▶ _Material supplied_:

▼▼▼

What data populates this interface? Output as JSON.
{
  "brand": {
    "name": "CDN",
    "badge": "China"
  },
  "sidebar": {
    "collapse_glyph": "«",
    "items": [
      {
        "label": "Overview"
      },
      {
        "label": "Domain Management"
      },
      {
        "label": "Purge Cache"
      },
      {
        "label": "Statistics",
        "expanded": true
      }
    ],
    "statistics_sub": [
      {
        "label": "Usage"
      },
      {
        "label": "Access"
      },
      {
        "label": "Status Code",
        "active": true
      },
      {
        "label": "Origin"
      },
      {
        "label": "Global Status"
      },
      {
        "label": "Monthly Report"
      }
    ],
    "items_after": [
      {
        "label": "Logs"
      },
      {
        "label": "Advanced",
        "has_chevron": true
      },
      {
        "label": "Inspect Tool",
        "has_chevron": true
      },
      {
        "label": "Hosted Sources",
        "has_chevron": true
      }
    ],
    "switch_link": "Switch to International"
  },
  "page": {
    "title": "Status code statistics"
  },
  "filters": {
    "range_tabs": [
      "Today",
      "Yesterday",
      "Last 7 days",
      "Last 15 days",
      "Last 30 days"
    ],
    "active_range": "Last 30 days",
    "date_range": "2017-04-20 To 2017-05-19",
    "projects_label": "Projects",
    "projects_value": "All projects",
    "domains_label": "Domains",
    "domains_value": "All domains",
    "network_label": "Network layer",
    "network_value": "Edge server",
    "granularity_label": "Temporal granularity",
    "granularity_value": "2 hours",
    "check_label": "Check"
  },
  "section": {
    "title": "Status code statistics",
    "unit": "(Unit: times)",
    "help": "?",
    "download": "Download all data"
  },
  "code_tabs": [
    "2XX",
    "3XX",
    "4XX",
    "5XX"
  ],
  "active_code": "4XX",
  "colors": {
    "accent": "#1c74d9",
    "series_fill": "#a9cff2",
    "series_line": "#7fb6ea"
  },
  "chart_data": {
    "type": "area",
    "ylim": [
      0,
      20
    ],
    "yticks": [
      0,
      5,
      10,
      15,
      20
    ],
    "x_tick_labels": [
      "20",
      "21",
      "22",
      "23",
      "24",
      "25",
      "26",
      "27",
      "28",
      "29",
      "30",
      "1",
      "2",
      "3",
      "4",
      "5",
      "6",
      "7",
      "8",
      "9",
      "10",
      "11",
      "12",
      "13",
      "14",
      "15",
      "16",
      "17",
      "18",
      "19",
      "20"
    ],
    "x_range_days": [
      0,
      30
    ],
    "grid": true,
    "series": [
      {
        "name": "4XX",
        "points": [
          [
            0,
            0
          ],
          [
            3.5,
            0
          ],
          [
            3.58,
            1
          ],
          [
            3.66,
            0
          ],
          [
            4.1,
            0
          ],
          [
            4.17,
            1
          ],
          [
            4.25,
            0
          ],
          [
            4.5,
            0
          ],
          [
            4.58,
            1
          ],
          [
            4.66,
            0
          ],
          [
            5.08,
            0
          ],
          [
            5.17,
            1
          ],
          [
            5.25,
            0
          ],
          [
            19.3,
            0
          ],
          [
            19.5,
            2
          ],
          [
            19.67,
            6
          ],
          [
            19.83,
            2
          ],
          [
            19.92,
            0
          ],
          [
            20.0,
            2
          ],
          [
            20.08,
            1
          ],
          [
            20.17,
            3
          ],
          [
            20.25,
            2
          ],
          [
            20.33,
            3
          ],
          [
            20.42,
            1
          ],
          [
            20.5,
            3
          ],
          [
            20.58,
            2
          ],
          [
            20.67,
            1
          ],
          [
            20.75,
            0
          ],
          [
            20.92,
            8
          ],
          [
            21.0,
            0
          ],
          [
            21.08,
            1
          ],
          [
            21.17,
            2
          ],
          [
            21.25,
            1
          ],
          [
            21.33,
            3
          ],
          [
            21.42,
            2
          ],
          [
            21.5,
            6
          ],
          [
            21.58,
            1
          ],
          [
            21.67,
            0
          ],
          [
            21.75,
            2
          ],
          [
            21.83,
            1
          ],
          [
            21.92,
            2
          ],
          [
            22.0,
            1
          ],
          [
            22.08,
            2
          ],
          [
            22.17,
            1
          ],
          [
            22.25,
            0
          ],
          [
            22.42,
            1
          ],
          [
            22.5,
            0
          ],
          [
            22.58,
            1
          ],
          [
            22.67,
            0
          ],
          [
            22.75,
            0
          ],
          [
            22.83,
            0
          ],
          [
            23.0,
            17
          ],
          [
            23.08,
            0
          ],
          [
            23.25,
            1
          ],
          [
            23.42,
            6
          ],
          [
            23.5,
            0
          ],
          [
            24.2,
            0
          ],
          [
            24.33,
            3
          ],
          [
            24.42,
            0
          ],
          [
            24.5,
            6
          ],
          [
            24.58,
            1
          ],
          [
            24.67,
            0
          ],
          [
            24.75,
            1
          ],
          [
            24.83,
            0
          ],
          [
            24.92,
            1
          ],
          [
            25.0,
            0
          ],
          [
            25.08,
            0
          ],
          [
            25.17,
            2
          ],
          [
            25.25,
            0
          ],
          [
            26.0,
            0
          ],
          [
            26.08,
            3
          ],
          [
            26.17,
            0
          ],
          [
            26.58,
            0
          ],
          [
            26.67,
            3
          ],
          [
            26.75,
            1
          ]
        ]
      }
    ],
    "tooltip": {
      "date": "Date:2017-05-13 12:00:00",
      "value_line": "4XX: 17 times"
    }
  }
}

▲▲▲

▶ _Task to carry out_:
Each record above must be given again exactly.

▶ _Task result_:
What data populates this interface? Output as JSON.
{
  "brand": {
    "name": "CDN",
    "badge": "China"
  },
  "sidebar": {
    "collapse_glyph": "«",
    "items": [
      {
        "label": "Overview"
      },
      {
        "label": "Domain Management"
      },
      {
        "label": "Purge Cache"
      },
      {
        "label": "Statistics",
        "expanded": true
      }
    ],
    "statistics_sub": [
      {
        "label": "Usage"
      },
      {
        "label": "Access"
      },
      {
        "label": "Status Code",
        "active": true
      },
      {
        "label": "Origin"
      },
      {
        "label": "Global Status"
      },
      {
        "label": "Monthly Report"
      }
    ],
    "items_after": [
      {
        "label": "Logs"
      },
      {
        "label": "Advanced",
        "has_chevron": true
      },
      {
        "label": "Inspect Tool",
        "has_chevron": true
      },
      {
        "label": "Hosted Sources",
        "has_chevron": true
      }
    ],
    "switch_link": "Switch to International"
  },
  "page": {
    "title": "Status code statistics"
  },
  "filters": {
    "range_tabs": [
      "Today",
      "Yesterday",
      "Last 7 days",
      "Last 15 days",
      "Last 30 days"
    ],
    "active_range": "Last 30 days",
    "date_range": "2017-04-20 To 2017-05-19",
    "projects_label": "Projects",
    "projects_value": "All projects",
    "domains_label": "Domains",
    "domains_value": "All domains",
    "network_label": "Network layer",
    "network_value": "Edge server",
    "granularity_label": "Temporal granularity",
    "granularity_value": "2 hours",
    "check_label": "Check"
  },
  "section": {
    "title": "Status code statistics",
    "unit": "(Unit: times)",
    "help": "?",
    "download": "Download all data"
  },
  "code_tabs": [
    "2XX",
    "3XX",
    "4XX",
    "5XX"
  ],
  "active_code": "4XX",
  "colors": {
    "accent": "#1c74d9",
    "series_fill": "#a9cff2",
    "series_line": "#7fb6ea"
  },
  "chart_data": {
    "type": "area",
    "ylim": [
      0,
      20
    ],
    "yticks": [
      0,
      5,
      10,
      15,
      20
    ],
    "x_tick_labels": [
      "20",
      "21",
      "22",
      "23",
      "24",
      "25",
      "26",
      "27",
      "28",
      "29",
      "30",
      "1",
      "2",
      "3",
      "4",
      "5",
      "6",
      "7",
      "8",
      "9",
      "10",
      "11",
      "12",
      "13",
      "14",
      "15",
      "16",
      "17",
      "18",
      "19",
      "20"
    ],
    "x_range_days": [
      0,
      30
    ],
    "grid": true,
    "series": [
      {
        "name": "4XX",
        "points": [
          [
            0,
            0
          ],
          [
            3.5,
            0
          ],
          [
            3.58,
            1
          ],
          [
            3.66,
            0
          ],
          [
            4.1,
            0
          ],
          [
            4.17,
            1
          ],
          [
            4.25,
            0
          ],
          [
            4.5,
            0
          ],
          [
            4.58,
            1
          ],
          [
            4.66,
            0
          ],
          [
            5.08,
            0
          ],
          [
            5.17,
            1
          ],
          [
            5.25,
            0
          ],
          [
            19.3,
            0
          ],
          [
            19.5,
            2
          ],
          [
            19.67,
            6
          ],
          [
            19.83,
            2
          ],
          [
            19.92,
            0
          ],
          [
            20.0,
            2
          ],
          [
            20.08,
            1
          ],
          [
            20.17,
            3
          ],
          [
            20.25,
            2
          ],
          [
            20.33,
            3
          ],
          [
            20.42,
            1
          ],
          [
            20.5,
            3
          ],
          [
            20.58,
            2
          ],
          [
            20.67,
            1
          ],
          [
            20.75,
            0
          ],
          [
            20.92,
            8
          ],
          [
            21.0,
            0
          ],
          [
            21.08,
            1
          ],
          [
            21.17,
            2
          ],
          [
            21.25,
            1
          ],
          [
            21.33,
            3
          ],
          [
            21.42,
            2
          ],
          [
            21.5,
            6
          ],
          [
            21.58,
            1
          ],
          [
            21.67,
            0
          ],
          [
            21.75,
            2
          ],
          [
            21.83,
            1
          ],
          [
            21.92,
            2
          ],
          [
            22.0,
            1
          ],
          [
            22.08,
            2
          ],
          [
            22.17,
            1
          ],
          [
            22.25,
            0
          ],
          [
            22.42,
            1
          ],
          [
            22.5,
            0
          ],
          [
            22.58,
            1
          ],
          [
            22.67,
            0
          ],
          [
            22.75,
            0
          ],
          [
            22.83,
            0
          ],
          [
            23.0,
            17
          ],
          [
            23.08,
            0
          ],
          [
            23.25,
            1
          ],
          [
            23.42,
            6
          ],
          [
            23.5,
            0
          ],
          [
            24.2,
            0
          ],
          [
            24.33,
            3
          ],
          [
            24.42,
            0
          ],
          [
            24.5,
            6
          ],
          [
            24.58,
            1
          ],
          [
            24.67,
            0
          ],
          [
            24.75,
            1
          ],
          [
            24.83,
            0
          ],
          [
            24.92,
            1
          ],
          [
            25.0,
            0
          ],
          [
            25.08,
            0
          ],
          [
            25.17,
            2
          ],
          [
            25.25,
            0
          ],
          [
            26.0,
            0
          ],
          [
            26.08,
            3
          ],
          [
            26.17,
            0
          ],
          [
            26.58,
            0
          ],
          [
            26.67,
            3
          ],
          [
            26.75,
            1
          ]
        ]
      }
    ],
    "tooltip": {
      "date": "Date:2017-05-13 12:00:00",
      "value_line": "4XX: 17 times"
    }
  }
}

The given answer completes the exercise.